*Your objective*:
Say how many lines include "τοῦτο", with no words around the number.

*Collection entries*:
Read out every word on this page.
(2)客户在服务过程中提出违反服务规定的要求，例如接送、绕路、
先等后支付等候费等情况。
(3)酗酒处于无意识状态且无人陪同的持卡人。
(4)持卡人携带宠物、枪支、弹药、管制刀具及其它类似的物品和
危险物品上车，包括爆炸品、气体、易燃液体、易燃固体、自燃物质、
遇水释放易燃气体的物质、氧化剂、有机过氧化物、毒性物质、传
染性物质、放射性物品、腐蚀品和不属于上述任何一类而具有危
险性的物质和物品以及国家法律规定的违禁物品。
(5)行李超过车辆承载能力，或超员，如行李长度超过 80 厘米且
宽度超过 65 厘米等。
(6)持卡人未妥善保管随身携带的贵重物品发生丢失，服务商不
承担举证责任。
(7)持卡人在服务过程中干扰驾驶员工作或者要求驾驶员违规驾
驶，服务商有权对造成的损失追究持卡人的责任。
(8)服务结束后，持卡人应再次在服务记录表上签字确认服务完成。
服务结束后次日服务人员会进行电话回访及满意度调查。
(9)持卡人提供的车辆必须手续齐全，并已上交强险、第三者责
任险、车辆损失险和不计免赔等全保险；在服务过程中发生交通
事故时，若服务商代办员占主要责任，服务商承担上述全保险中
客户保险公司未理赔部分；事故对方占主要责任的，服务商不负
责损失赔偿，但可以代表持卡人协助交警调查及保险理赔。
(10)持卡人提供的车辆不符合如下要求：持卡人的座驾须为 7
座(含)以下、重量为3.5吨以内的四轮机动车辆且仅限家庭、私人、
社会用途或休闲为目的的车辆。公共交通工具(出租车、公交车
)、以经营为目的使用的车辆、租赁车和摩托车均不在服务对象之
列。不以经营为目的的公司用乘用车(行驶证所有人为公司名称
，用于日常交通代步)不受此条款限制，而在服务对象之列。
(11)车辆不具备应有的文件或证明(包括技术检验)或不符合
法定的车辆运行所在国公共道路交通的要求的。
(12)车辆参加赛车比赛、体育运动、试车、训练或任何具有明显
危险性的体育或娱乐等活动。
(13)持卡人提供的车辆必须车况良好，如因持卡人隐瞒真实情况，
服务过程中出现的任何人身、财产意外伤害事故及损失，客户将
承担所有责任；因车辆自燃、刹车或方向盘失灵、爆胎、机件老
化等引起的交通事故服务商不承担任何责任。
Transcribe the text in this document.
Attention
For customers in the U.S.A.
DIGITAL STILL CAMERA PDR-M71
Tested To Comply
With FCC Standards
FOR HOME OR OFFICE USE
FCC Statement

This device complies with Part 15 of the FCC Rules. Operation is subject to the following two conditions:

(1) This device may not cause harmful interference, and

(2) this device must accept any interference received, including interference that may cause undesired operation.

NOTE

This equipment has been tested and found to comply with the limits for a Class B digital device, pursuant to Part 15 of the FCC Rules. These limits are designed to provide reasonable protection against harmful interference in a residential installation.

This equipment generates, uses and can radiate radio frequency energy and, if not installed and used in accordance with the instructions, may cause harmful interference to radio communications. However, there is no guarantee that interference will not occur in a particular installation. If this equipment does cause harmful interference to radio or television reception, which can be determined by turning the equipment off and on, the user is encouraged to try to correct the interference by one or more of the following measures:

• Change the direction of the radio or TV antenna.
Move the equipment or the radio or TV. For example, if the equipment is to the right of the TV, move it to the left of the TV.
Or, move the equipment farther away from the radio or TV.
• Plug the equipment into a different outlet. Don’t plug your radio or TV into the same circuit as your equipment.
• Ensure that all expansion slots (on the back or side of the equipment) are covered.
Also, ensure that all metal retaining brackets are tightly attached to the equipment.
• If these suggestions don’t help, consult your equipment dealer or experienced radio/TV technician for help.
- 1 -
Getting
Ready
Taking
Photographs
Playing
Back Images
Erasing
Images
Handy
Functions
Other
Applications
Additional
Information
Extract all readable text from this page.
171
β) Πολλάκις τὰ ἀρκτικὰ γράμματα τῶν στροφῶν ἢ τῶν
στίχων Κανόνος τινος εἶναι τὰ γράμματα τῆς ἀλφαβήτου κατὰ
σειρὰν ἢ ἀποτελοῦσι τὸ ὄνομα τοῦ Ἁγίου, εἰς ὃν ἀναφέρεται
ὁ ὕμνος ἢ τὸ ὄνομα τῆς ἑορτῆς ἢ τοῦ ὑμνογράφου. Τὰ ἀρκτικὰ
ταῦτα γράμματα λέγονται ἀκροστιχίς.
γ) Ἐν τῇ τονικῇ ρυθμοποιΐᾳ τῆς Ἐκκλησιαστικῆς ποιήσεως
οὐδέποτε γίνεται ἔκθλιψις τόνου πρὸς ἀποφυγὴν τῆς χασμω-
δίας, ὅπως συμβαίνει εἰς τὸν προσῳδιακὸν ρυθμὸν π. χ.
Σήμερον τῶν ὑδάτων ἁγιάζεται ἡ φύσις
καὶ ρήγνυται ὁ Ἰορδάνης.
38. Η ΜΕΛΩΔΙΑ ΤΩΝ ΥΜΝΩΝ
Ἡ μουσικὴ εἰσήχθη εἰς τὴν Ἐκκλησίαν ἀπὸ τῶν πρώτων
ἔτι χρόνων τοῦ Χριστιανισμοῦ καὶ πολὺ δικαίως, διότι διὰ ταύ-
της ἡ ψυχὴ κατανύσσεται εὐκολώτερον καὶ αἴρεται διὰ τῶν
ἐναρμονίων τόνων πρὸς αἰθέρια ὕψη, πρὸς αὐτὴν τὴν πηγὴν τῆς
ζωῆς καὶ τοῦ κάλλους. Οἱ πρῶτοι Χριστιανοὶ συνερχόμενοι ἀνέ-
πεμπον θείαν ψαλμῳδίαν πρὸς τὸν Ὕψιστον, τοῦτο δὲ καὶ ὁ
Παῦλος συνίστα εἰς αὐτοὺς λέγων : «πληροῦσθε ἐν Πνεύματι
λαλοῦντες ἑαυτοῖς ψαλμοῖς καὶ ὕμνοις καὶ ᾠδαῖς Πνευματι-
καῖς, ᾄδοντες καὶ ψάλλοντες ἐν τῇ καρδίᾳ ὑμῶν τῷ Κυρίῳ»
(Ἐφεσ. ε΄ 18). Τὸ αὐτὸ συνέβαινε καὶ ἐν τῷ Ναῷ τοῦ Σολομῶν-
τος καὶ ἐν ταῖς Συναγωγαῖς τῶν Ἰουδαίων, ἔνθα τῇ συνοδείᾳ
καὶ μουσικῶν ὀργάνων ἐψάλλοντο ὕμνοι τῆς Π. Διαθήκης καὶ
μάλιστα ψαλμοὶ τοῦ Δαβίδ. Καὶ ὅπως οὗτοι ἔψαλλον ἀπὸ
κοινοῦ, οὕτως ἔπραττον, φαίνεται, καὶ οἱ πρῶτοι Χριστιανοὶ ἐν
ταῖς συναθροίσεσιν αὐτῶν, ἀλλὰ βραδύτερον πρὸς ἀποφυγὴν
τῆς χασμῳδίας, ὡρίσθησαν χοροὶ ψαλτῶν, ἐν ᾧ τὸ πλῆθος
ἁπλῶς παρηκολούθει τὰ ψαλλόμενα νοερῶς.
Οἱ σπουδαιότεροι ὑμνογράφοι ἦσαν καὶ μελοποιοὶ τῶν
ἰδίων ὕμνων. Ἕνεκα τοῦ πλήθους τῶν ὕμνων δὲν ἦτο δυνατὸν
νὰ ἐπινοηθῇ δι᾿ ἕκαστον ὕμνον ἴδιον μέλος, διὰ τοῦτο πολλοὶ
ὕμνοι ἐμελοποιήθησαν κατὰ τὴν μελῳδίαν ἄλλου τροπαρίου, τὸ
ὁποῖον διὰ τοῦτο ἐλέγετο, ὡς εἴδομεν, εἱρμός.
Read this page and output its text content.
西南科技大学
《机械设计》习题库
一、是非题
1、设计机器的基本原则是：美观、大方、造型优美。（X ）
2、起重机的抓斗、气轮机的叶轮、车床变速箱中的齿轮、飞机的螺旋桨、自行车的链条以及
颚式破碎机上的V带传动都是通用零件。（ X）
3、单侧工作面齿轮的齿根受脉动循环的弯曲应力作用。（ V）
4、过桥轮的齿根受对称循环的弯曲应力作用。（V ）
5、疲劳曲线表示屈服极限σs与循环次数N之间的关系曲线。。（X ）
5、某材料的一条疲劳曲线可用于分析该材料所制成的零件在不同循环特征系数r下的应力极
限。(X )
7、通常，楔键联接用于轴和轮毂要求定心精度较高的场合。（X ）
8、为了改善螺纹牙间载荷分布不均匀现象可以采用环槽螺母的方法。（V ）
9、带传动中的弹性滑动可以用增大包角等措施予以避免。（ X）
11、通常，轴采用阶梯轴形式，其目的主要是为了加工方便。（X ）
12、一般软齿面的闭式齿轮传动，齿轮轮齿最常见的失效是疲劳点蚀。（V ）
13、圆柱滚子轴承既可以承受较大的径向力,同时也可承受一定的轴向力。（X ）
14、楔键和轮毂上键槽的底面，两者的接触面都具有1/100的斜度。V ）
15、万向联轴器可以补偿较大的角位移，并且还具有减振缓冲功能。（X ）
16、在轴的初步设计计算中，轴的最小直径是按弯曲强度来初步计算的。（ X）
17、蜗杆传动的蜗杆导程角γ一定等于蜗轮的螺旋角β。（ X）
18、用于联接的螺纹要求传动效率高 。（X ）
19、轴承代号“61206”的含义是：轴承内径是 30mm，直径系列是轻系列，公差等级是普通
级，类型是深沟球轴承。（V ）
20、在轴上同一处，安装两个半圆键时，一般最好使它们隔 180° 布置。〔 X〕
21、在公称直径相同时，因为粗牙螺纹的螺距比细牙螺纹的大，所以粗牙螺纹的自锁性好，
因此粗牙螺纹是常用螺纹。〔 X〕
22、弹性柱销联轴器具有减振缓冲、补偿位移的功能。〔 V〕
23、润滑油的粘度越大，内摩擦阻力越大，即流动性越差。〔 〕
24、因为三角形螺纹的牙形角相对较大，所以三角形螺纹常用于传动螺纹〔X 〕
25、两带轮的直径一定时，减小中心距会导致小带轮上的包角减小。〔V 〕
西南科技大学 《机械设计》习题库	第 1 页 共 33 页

*Response*:
3